Look for the word "TEUS" in the entries below, then copy every line that has it.

* TASK DATA:
## BEGIN

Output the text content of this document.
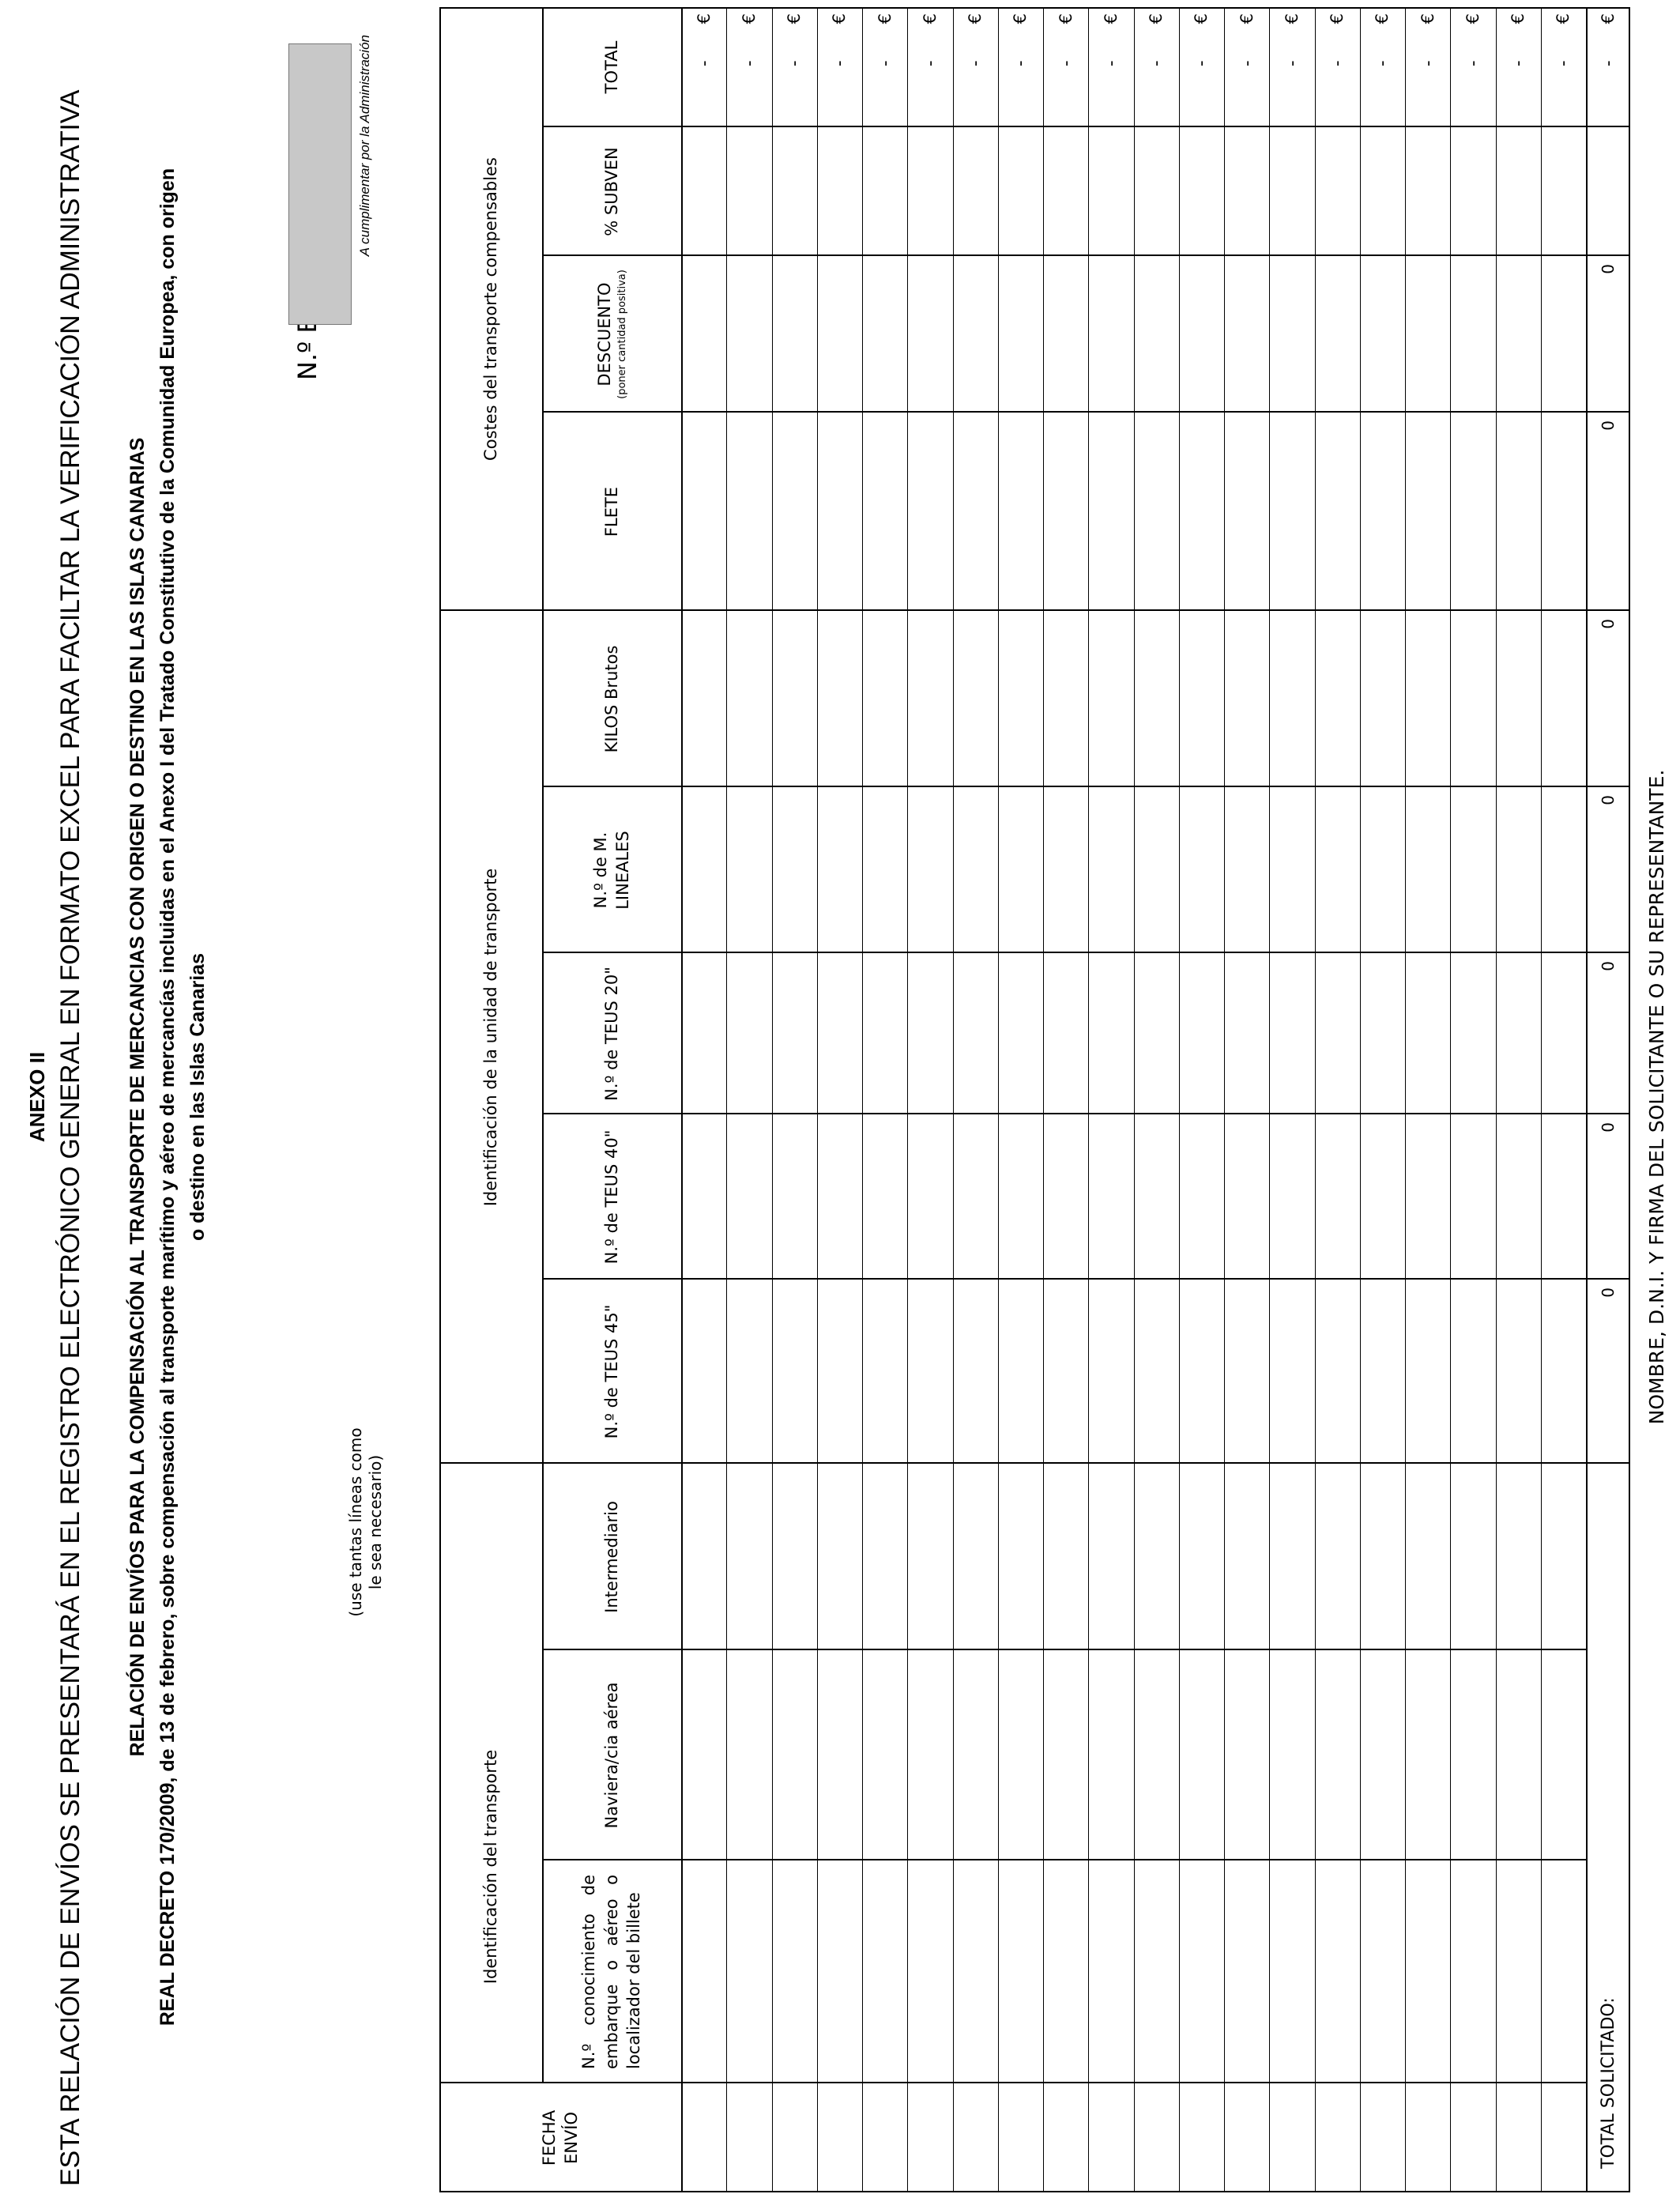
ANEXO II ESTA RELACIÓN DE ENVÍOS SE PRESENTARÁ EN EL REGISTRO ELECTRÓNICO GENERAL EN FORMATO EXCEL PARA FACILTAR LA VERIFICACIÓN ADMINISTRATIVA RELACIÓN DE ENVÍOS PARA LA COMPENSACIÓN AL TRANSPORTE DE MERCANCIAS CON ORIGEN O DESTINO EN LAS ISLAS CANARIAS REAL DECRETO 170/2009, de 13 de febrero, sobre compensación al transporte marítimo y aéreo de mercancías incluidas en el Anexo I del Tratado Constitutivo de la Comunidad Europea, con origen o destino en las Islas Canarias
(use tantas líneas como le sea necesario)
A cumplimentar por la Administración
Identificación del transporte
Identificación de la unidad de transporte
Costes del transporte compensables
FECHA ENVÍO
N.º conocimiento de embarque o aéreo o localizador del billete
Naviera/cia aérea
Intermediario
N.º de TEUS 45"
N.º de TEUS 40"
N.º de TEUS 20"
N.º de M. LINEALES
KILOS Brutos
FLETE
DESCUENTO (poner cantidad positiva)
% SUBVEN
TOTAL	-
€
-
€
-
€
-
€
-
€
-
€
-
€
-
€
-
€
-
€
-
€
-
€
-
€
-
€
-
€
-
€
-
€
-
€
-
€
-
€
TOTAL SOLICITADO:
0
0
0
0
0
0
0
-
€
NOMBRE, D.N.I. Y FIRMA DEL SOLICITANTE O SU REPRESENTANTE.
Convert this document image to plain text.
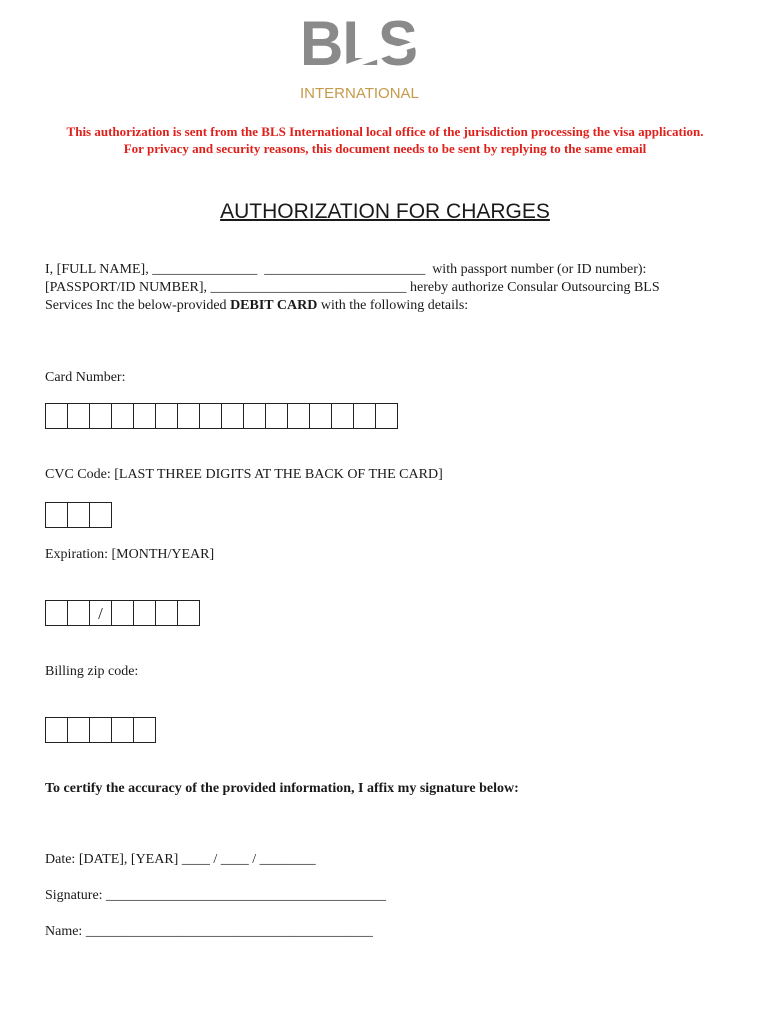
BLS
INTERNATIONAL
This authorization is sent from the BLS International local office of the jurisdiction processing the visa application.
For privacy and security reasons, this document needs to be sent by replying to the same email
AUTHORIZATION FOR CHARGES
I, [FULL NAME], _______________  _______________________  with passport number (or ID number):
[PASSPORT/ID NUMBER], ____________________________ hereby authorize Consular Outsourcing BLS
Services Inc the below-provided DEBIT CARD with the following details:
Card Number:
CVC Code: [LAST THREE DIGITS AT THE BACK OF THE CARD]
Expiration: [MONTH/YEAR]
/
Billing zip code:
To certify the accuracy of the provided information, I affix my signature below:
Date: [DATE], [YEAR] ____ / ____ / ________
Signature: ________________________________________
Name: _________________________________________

## END

* IN RESPONSE:
N.º de TEUS 45"
N.º de TEUS 40"
N.º de TEUS 20"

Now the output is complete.